YOUR TASK:
Gather all lines in the entries that include the word "rahi".

RECORDS PROVIDED:
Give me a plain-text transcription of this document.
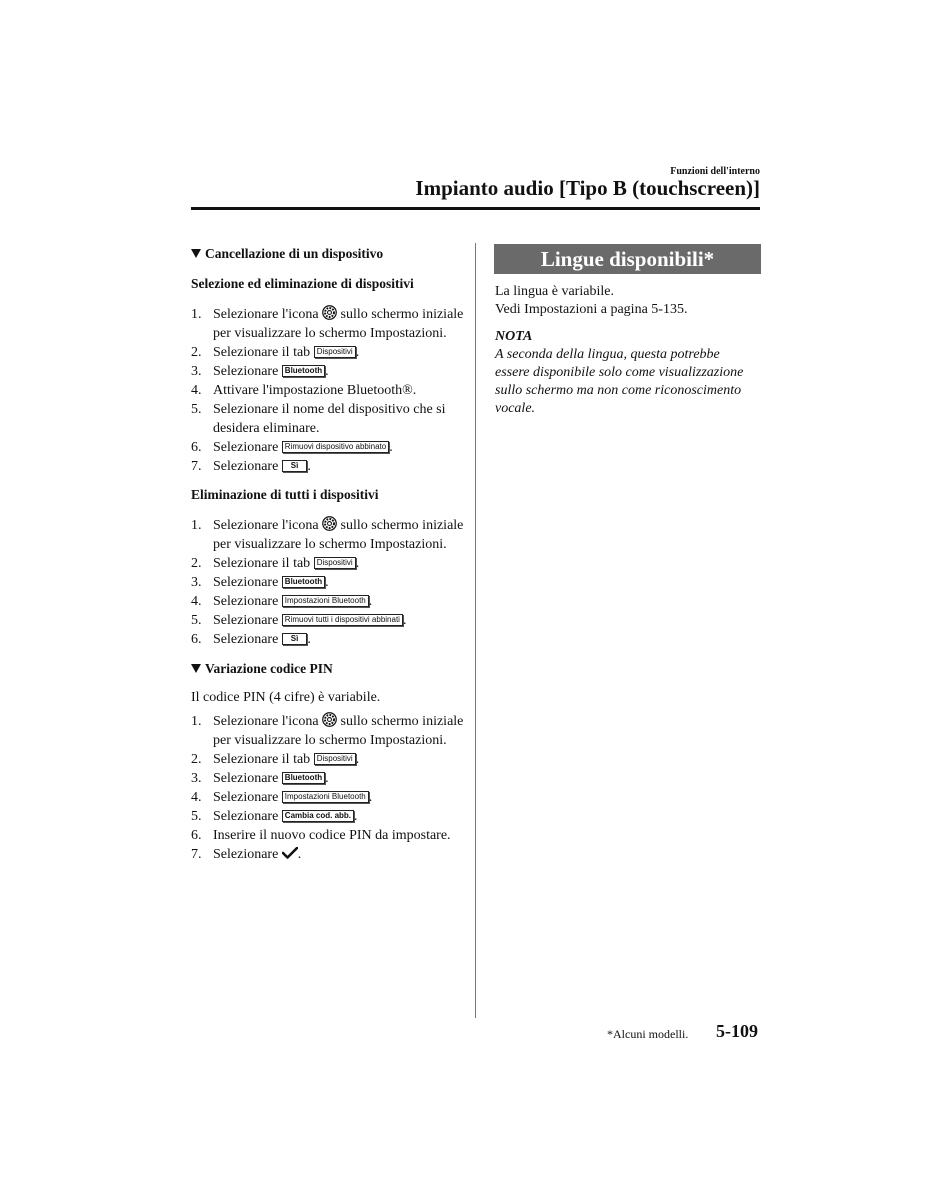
Funzioni dell'interno
Impianto audio [Tipo B (touchscreen)]
Cancellazione di un dispositivo
Selezione ed eliminazione di dispositivi
1. Selezionare l'icona sullo schermo iniziale per visualizzare lo schermo Impostazioni.
2. Selezionare il tab Dispositivi .
3. Selezionare Bluetooth .
4. Attivare l'impostazione Bluetooth®.
5. Selezionare il nome del dispositivo che si desidera eliminare.
6. Selezionare Rimuovi dispositivo abbinato .
7. Selezionare Sì .
Eliminazione di tutti i dispositivi
1. Selezionare l'icona sullo schermo iniziale per visualizzare lo schermo Impostazioni.
2. Selezionare il tab Dispositivi .
3. Selezionare Bluetooth .
4. Selezionare Impostazioni Bluetooth .
5. Selezionare Rimuovi tutti i dispositivi abbinati .
6. Selezionare Sì .
Variazione codice PIN
Il codice PIN (4 cifre) è variabile.
1. Selezionare l'icona sullo schermo iniziale per visualizzare lo schermo Impostazioni.
2. Selezionare il tab Dispositivi .
3. Selezionare Bluetooth .
4. Selezionare Impostazioni Bluetooth .
5. Selezionare Cambia cod. abb. .
6. Inserire il nuovo codice PIN da impostare.
7. Selezionare .
Lingue disponibili*
La lingua è variabile.
Vedi Impostazioni a pagina 5-135.
NOTA
A seconda della lingua, questa potrebbe essere disponibile solo come visualizzazione sullo schermo ma non come riconoscimento vocale.
*Alcuni modelli. 5-109
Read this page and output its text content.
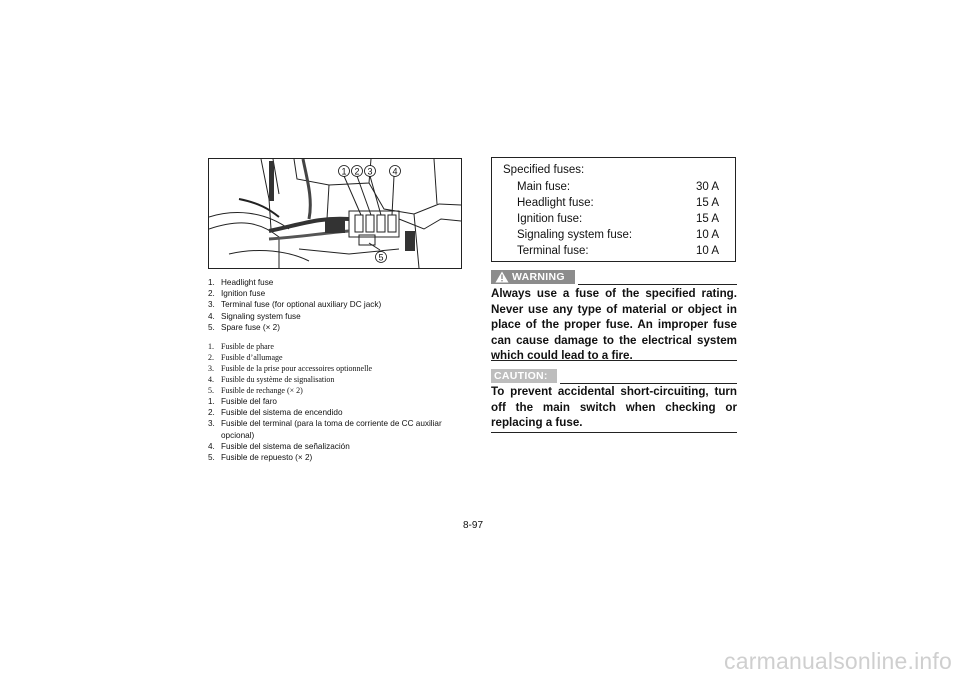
1 2 3 4
5
1. Headlight fuse
2. Ignition fuse
3. Terminal fuse (for optional auxiliary DC jack)
4. Signaling system fuse
5. Spare fuse (× 2)
1. Fusible de phare
2. Fusible d’allumage
3. Fusible de la prise pour accessoires optionnelle
4. Fusible du système de signalisation
5. Fusible de rechange (× 2)
1. Fusible del faro
2. Fusible del sistema de encendido
3. Fusible del terminal (para la toma de corriente de CC auxiliar opcional)
4. Fusible del sistema de señalización
5. Fusible de repuesto (× 2)
Specified fuses:
Main fuse:	30 A
Headlight fuse:	15 A
Ignition fuse:	15 A
Signaling system fuse:	10 A
Terminal fuse:	10 A
WARNING

Always use a fuse of the specified rating. Never use any type of material or object in place of the proper fuse. An improper fuse can cause damage to the electrical system which could lead to a fire.

CAUTION:

To prevent accidental short-circuiting, turn off the main switch when checking or replacing a fuse.

8-97
carmanualsonline.info
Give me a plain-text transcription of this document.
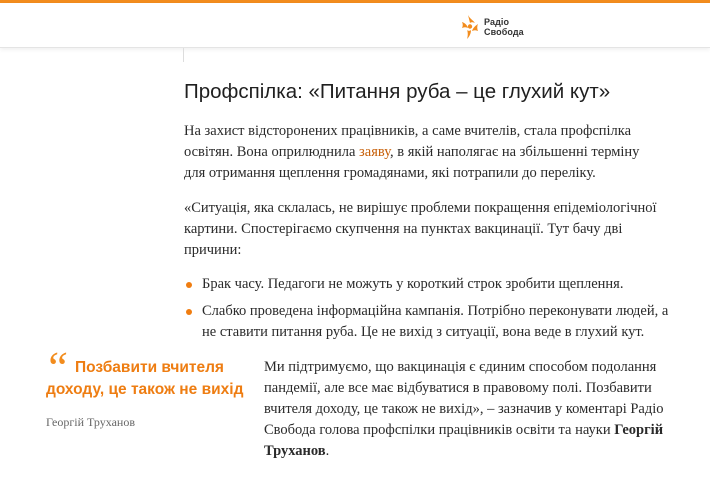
Радіо
Свобода
Профспілка: «Питання руба – це глухий кут»

На захист відсторонених працівників, а саме вчителів, стала профспілка освітян. Вона оприлюднила заяву, в якій наполягає на збільшенні терміну для отримання щеплення громадянами, які потрапили до переліку.

«Ситуація, яка склалась, не вирішує проблеми покращення епідеміологічної картини. Спостерігаємо скупчення на пунктах вакцинації. Тут бачу дві причини:

Брак часу. Педагоги не можуть у короткий строк зробити щеплення.
Слабко проведена інформаційна кампанія. Потрібно переконувати людей, а не ставити питання руба. Це не вихід з ситуації, вона веде в глухий кут.
“ Позбавити вчителя
доходу, це також не вихід

Георгій Труханов

Ми підтримуємо, що вакцинація є єдиним способом подолання пандемії, але все має відбуватися в правовому полі. Позбавити вчителя доходу, це також не вихід», – зазначив у коментарі Радіо Свобода голова профспілки працівників освіти та науки Георгій Труханов.
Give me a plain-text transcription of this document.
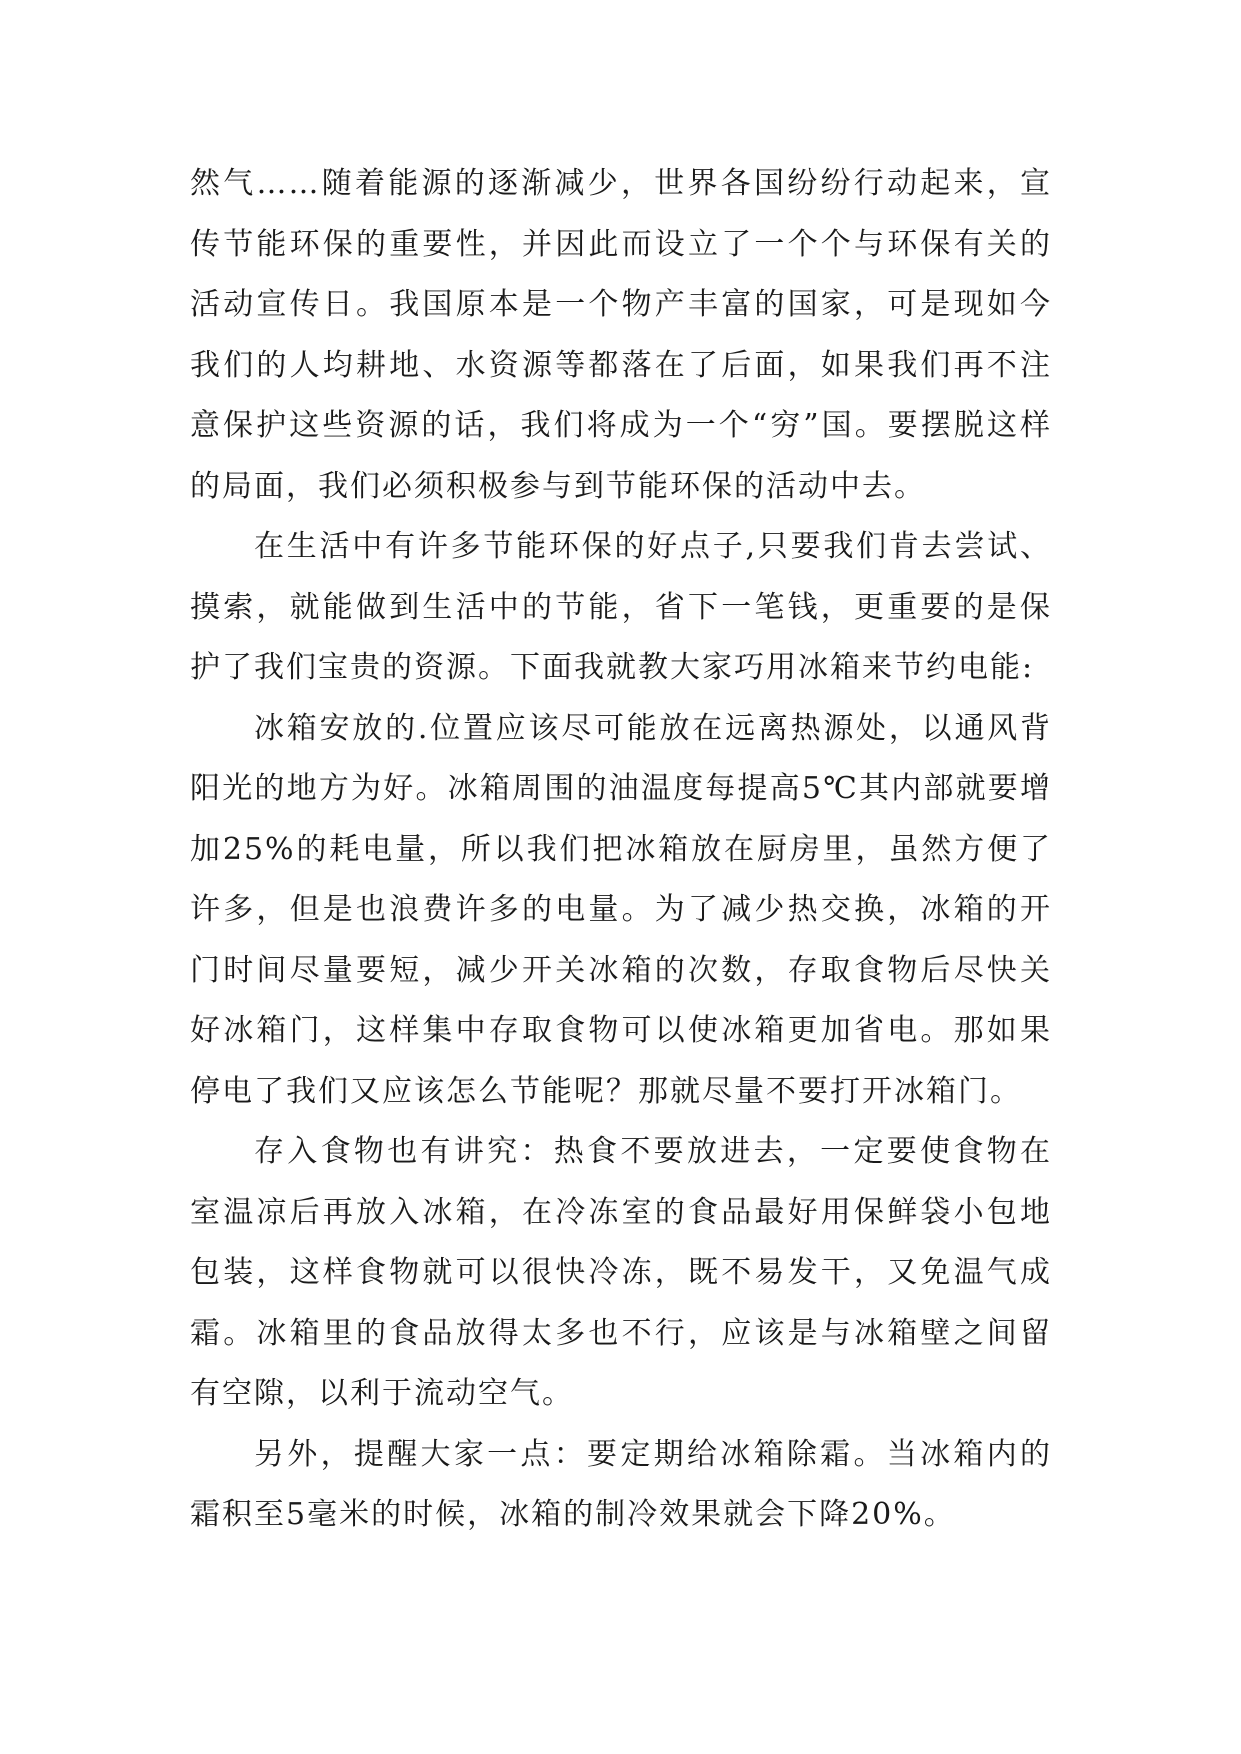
然气……随着能源的逐渐减少，世界各国纷纷行动起来，宣传节能环保的重要性，并因此而设立了一个个与环保有关的活动宣传日。我国原本是一个物产丰富的国家，可是现如今我们的人均耕地、水资源等都落在了后面，如果我们再不注意保护这些资源的话，我们将成为一个“穷”国。要摆脱这样的局面，我们必须积极参与到节能环保的活动中去。

在生活中有许多节能环保的好点子,只要我们肯去尝试、摸索，就能做到生活中的节能，省下一笔钱，更重要的是保护了我们宝贵的资源。下面我就教大家巧用冰箱来节约电能:

冰箱安放的.位置应该尽可能放在远离热源处，以通风背阳光的地方为好。冰箱周围的油温度每提高5℃其内部就要增加25%的耗电量，所以我们把冰箱放在厨房里，虽然方便了许多，但是也浪费许多的电量。为了减少热交换，冰箱的开门时间尽量要短，减少开关冰箱的次数，存取食物后尽快关好冰箱门，这样集中存取食物可以使冰箱更加省电。那如果停电了我们又应该怎么节能呢？那就尽量不要打开冰箱门。

存入食物也有讲究：热食不要放进去，一定要使食物在室温凉后再放入冰箱，在冷冻室的食品最好用保鲜袋小包地包装，这样食物就可以很快冷冻，既不易发干，又免温气成霜。冰箱里的食品放得太多也不行，应该是与冰箱壁之间留有空隙，以利于流动空气。

另外，提醒大家一点：要定期给冰箱除霜。当冰箱内的霜积至5毫米的时候，冰箱的制冷效果就会下降20%。
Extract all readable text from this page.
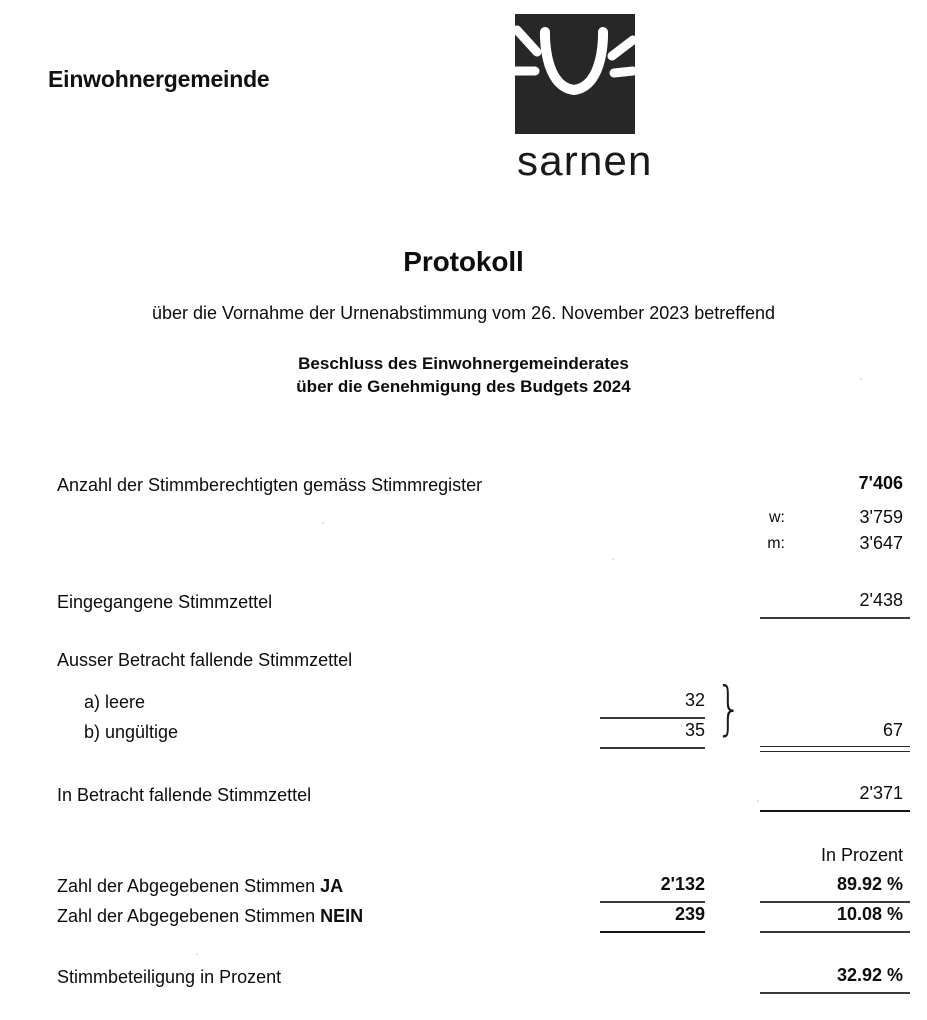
Einwohnergemeinde
sarnen
Protokoll
über die Vornahme der Urnenabstimmung vom 26. November 2023 betreffend
Beschluss des Einwohnergemeinderates
über die Genehmigung des Budgets 2024
Anzahl der Stimmberechtigten gemäss Stimmregister	7'406
w:	3'759
m:	3'647
Eingegangene Stimmzettel	2'438
Ausser Betracht fallende Stimmzettel
a) leere	32
b) ungültige	35 }	67
In Betracht fallende Stimmzettel	2'371
In Prozent
Zahl der Abgegebenen Stimmen JA	2'132	89.92 %
Zahl der Abgegebenen Stimmen NEIN	239	10.08 %
Stimmbeteiligung in Prozent	32.92 %
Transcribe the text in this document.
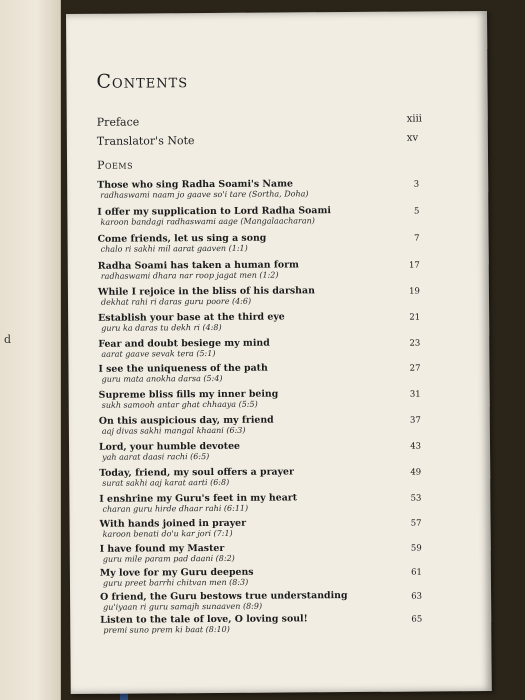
d
Contents
Preface	xiii
Translator's Note	xv
Poems
Those who sing Radha Soami's Name
radhaswami naam jo gaave so'i tare (Sortha, Doha)
3
I offer my supplication to Lord Radha Soami
karoon bandagi radhaswami aage (Mangalaacharan)
5
Come friends, let us sing a song
chalo ri sakhi mil aarat gaaven (1:1)
7
Radha Soami has taken a human form
radhaswami dhara nar roop jagat men (1:2)
17
While I rejoice in the bliss of his darshan
dekhat rahi ri daras guru poore (4:6)
19
Establish your base at the third eye
guru ka daras tu dekh ri (4:8)
21
Fear and doubt besiege my mind
aarat gaave sevak tera (5:1)
23
I see the uniqueness of the path
guru mata anokha darsa (5:4)
27
Supreme bliss fills my inner being
sukh samooh antar ghat chhaaya (5:5)
31
On this auspicious day, my friend
aaj divas sakhi mangal khaani (6:3)
37
Lord, your humble devotee
yah aarat daasi rachi (6:5)
43
Today, friend, my soul offers a prayer
surat sakhi aaj karat aarti (6:8)
49
I enshrine my Guru's feet in my heart
charan guru hirde dhaar rahi (6:11)
53
With hands joined in prayer
karoon benati do'u kar jori (7:1)
57
I have found my Master
guru mile param pad daani (8:2)
59
My love for my Guru deepens
guru preet barrhi chitvan men (8:3)
61
O friend, the Guru bestows true understanding
gu'iyaan ri guru samajh sunaaven (8:9)
63
Listen to the tale of love, O loving soul!
premi suno prem ki baat (8:10)
65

RESULT OF THIS EXERCISE:
dekhat rahi ri daras guru poore (4:6)
charan guru hirde dhaar rahi (6:11)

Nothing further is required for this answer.